▸ CHALLENGE: Can you reproduce every line of the material below, character for character, with nothing changed, added or left out?

[Element boundary records]
____________
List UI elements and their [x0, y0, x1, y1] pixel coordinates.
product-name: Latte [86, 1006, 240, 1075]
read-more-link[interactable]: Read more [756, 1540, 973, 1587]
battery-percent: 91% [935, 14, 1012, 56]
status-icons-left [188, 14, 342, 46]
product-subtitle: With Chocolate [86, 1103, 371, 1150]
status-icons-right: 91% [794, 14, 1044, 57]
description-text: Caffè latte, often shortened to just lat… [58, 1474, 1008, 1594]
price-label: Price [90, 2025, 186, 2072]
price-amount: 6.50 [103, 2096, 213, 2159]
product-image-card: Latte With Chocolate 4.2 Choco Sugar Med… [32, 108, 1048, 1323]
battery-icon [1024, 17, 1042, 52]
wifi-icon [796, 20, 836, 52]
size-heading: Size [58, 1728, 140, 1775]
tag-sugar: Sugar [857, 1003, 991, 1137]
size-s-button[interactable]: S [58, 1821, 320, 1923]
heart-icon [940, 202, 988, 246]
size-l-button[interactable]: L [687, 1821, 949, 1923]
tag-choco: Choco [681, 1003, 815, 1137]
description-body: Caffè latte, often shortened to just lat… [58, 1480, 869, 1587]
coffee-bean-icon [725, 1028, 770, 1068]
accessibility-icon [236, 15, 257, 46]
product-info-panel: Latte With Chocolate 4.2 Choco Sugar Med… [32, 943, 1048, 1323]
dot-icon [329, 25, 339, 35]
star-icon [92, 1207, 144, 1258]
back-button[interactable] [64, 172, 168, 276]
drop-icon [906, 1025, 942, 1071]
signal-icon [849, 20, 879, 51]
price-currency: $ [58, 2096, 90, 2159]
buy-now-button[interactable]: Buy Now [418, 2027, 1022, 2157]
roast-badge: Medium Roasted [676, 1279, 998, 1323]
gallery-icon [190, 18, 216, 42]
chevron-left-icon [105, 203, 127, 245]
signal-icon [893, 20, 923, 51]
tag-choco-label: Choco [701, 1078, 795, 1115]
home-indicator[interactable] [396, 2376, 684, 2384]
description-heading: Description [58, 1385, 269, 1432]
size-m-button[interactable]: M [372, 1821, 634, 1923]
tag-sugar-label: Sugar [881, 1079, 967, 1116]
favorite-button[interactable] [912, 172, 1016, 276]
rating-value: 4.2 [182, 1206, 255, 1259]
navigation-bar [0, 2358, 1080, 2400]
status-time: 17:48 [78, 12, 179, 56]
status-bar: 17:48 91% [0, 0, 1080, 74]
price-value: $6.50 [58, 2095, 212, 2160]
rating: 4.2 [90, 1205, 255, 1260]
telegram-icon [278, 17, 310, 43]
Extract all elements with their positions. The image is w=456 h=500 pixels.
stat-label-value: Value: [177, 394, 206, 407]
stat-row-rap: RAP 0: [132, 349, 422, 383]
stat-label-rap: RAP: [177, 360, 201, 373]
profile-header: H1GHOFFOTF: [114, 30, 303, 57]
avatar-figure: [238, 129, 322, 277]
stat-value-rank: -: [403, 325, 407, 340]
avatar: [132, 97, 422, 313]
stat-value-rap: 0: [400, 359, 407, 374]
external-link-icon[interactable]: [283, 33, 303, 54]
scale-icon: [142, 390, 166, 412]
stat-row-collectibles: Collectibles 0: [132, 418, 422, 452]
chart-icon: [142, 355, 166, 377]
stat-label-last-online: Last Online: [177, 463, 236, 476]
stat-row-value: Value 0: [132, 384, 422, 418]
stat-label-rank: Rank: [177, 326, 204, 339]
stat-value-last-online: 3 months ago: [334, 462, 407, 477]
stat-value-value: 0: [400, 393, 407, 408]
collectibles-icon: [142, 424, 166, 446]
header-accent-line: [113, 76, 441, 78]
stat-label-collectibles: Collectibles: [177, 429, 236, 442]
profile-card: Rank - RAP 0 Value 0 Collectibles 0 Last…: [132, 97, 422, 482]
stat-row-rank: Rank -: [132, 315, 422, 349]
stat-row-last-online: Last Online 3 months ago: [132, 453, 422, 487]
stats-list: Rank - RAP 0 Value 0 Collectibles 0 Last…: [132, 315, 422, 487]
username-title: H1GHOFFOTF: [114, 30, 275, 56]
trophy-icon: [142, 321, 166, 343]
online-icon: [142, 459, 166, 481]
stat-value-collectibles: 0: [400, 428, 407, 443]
____________
▸ FINAL RESULT:
List UI elements and their [x0, y0, x1, y1] pixel coordinates.
product-name: Latte [86, 1006, 240, 1075]
read-more-link[interactable]: Read more [756, 1540, 973, 1587]
battery-percent: 91% [935, 14, 1012, 56]
status-icons-left [188, 14, 342, 46]
product-subtitle: With Chocolate [86, 1103, 371, 1150]
status-icons-right: 91% [794, 14, 1044, 57]
description-text: Caffè latte, often shortened to just lat… [58, 1474, 1008, 1594]
price-label: Price [90, 2025, 186, 2072]
price-amount: 6.50 [103, 2096, 213, 2159]
product-image-card: Latte With Chocolate 4.2 Choco Sugar Med… [32, 108, 1048, 1323]
battery-icon [1024, 17, 1042, 52]
wifi-icon [796, 20, 836, 52]
size-heading: Size [58, 1728, 140, 1775]
tag-sugar: Sugar [857, 1003, 991, 1137]
size-s-button[interactable]: S [58, 1821, 320, 1923]
heart-icon [940, 202, 988, 246]
size-l-button[interactable]: L [687, 1821, 949, 1923]
tag-choco: Choco [681, 1003, 815, 1137]
description-body: Caffè latte, often shortened to just lat… [58, 1480, 869, 1587]
coffee-bean-icon [725, 1028, 770, 1068]
accessibility-icon [236, 15, 257, 46]
product-info-panel: Latte With Chocolate 4.2 Choco Sugar Med… [32, 943, 1048, 1323]
dot-icon [329, 25, 339, 35]
star-icon [92, 1207, 144, 1258]
back-button[interactable] [64, 172, 168, 276]
drop-icon [906, 1025, 942, 1071]
signal-icon [849, 20, 879, 51]
price-currency: $ [58, 2096, 90, 2159]
buy-now-button[interactable]: Buy Now [418, 2027, 1022, 2157]
roast-badge: Medium Roasted [676, 1279, 998, 1323]
gallery-icon [190, 18, 216, 42]
chevron-left-icon [105, 203, 127, 245]
signal-icon [893, 20, 923, 51]
tag-choco-label: Choco [701, 1078, 795, 1115]
home-indicator[interactable] [396, 2376, 684, 2384]
description-heading: Description [58, 1385, 269, 1432]
size-m-button[interactable]: M [372, 1821, 634, 1923]
tag-sugar-label: Sugar [881, 1079, 967, 1116]
favorite-button[interactable] [912, 172, 1016, 276]
rating-value: 4.2 [182, 1206, 255, 1259]
navigation-bar [0, 2358, 1080, 2400]
status-time: 17:48 [78, 12, 179, 56]
status-bar: 17:48 91% [0, 0, 1080, 74]
price-value: $6.50 [58, 2095, 212, 2160]
rating: 4.2 [90, 1205, 255, 1260]
telegram-icon [278, 17, 310, 43]
Extract all elements with their positions. The image is w=456 h=500 pixels.
stat-label-value: Value: [177, 394, 206, 407]
stat-row-rap: RAP 0: [132, 349, 422, 383]
stat-label-rap: RAP: [177, 360, 201, 373]
profile-header: H1GHOFFOTF: [114, 30, 303, 57]
avatar-figure: [238, 129, 322, 277]
stat-value-rank: -: [403, 325, 407, 340]
avatar: [132, 97, 422, 313]
stat-value-rap: 0: [400, 359, 407, 374]
external-link-icon[interactable]: [283, 33, 303, 54]
scale-icon: [142, 390, 166, 412]
stat-row-collectibles: Collectibles 0: [132, 418, 422, 452]
chart-icon: [142, 355, 166, 377]
stat-label-last-online: Last Online: [177, 463, 236, 476]
stat-row-value: Value 0: [132, 384, 422, 418]
stat-label-rank: Rank: [177, 326, 204, 339]
stat-value-last-online: 3 months ago: [334, 462, 407, 477]
stat-value-value: 0: [400, 393, 407, 408]
collectibles-icon: [142, 424, 166, 446]
header-accent-line: [113, 76, 441, 78]
stat-label-collectibles: Collectibles: [177, 429, 236, 442]
profile-card: Rank - RAP 0 Value 0 Collectibles 0 Last…: [132, 97, 422, 482]
stat-row-rank: Rank -: [132, 315, 422, 349]
stat-row-last-online: Last Online 3 months ago: [132, 453, 422, 487]
stats-list: Rank - RAP 0 Value 0 Collectibles 0 Last…: [132, 315, 422, 487]
username-title: H1GHOFFOTF: [114, 30, 275, 56]
trophy-icon: [142, 321, 166, 343]
online-icon: [142, 459, 166, 481]
stat-value-collectibles: 0: [400, 428, 407, 443]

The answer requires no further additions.